Nick: [00:27:03] Well as you know the process of science takes a lot of time. My wife works in the lab with me, so it’s kind of a family business. And we have two young sons. So between the two of us working and then taking care of the kids, that’s essentially the full schedule of events for us.
Grace: [00:27:20] That’s the life. That’s awesome. What’s it like to work with your spouse?
Nick: [00:27:24] Yeah. As you can imagine there’s pros and cons. There’s way more pros. I think in our particular case, we met in graduate school. And so we’ve always kind of interacted doing science and talking about science and troubleshooting experiments. And so it’s just kind of been a natural evolution. And now it’s really great because, you know, she gets it right. Like when there’s an experiment that has to be done or a time point that’s really late or something spills into the weekend or something like that, it doesn’t take explanation. It’s just as things go and she knows the details, she gets it and we figure out how to make it work. That’s been a huge benefit.
Grace: [00:27:59] It’s better than someone who has no experience in science, because it really does take a lot of work and odd hours and that’s pretty cool. And you always have a carpool, buddy.
Nick: [00:28:09] Yeah, that’s right. Reduce our carbon footprint.
Grace: [00:28:13] Yeah. So as we wrap up the episode. What sorts of advice would you give to people who might be entering the field of virology today?
Nick: [00:28:24] I guess I would have two pieces of advice. The first is that you really need to become good. And what I mean by that is there are metrics in science, right. If you publish papers or you get fellowships or you get grants or these kinds of things. And I think a lot of people focus on hitting tangible metrics so you can put a line on your resume. I got this or I published this or whatever. And I think sometimes there’s less of an emphasis on really becoming an expert in the process of doing science. How do you set up the best experiment so you can make the clearest conclusion from it? And so that’s what I would tell people to start with. All the rest of that stuff comes if you’re doing good, thorough, reproducible science.

**RECORDS SHOWN**
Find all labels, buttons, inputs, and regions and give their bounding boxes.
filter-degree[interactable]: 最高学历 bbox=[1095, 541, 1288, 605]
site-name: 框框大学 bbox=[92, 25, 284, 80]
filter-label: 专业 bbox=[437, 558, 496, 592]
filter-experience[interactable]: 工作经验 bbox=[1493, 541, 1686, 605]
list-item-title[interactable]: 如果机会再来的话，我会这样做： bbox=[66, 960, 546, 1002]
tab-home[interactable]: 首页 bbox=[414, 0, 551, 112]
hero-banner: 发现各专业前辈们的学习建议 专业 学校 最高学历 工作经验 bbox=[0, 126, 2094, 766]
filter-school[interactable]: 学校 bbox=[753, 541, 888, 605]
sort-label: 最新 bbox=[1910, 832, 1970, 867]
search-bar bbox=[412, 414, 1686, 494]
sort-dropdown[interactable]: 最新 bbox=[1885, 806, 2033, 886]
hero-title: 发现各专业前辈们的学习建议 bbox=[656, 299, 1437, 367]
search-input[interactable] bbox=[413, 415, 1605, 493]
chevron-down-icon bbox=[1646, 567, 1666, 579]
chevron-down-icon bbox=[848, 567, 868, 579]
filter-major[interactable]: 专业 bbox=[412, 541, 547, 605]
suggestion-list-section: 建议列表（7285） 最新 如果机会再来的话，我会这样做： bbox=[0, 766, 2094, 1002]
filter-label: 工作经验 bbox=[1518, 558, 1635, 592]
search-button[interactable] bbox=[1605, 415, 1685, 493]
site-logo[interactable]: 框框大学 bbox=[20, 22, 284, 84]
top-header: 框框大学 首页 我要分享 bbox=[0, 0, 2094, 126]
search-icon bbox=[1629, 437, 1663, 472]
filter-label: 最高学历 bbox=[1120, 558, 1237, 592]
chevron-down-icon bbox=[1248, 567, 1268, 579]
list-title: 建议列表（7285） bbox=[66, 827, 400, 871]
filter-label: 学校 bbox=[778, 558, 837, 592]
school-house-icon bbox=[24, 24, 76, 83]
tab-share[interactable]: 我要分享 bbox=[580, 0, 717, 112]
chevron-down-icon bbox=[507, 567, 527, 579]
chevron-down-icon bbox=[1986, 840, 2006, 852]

**PROBLEMS AND TASKS**
• 1. According to the interview transcript, where did Nick and his wife meet?
• 2. Please copy the stretch of the interview transcript from "Nick: [00:27:24] Yeah." through "a huge benefit.".

**EXPECTED OUTPUTS**
• 1. They met in graduate school.

• 2.
Nick: [00:27:24] Yeah. As you can imagine there’s pros and cons. There’s way more pros. I think in our particular case, we met in graduate school. And so we’ve always kind of interacted doing science and talking about science and troubleshooting experiments. And so it’s just kind of been a natural evolution. And now it’s really great because, you know, she gets it right. Like when there’s an experiment that has to be done or a time point that’s really late or something spills into the weekend or something like that, it doesn’t take explanation. It’s just as things go and she knows the details, she gets it and we figure out how to make it work. That’s been a huge benefit.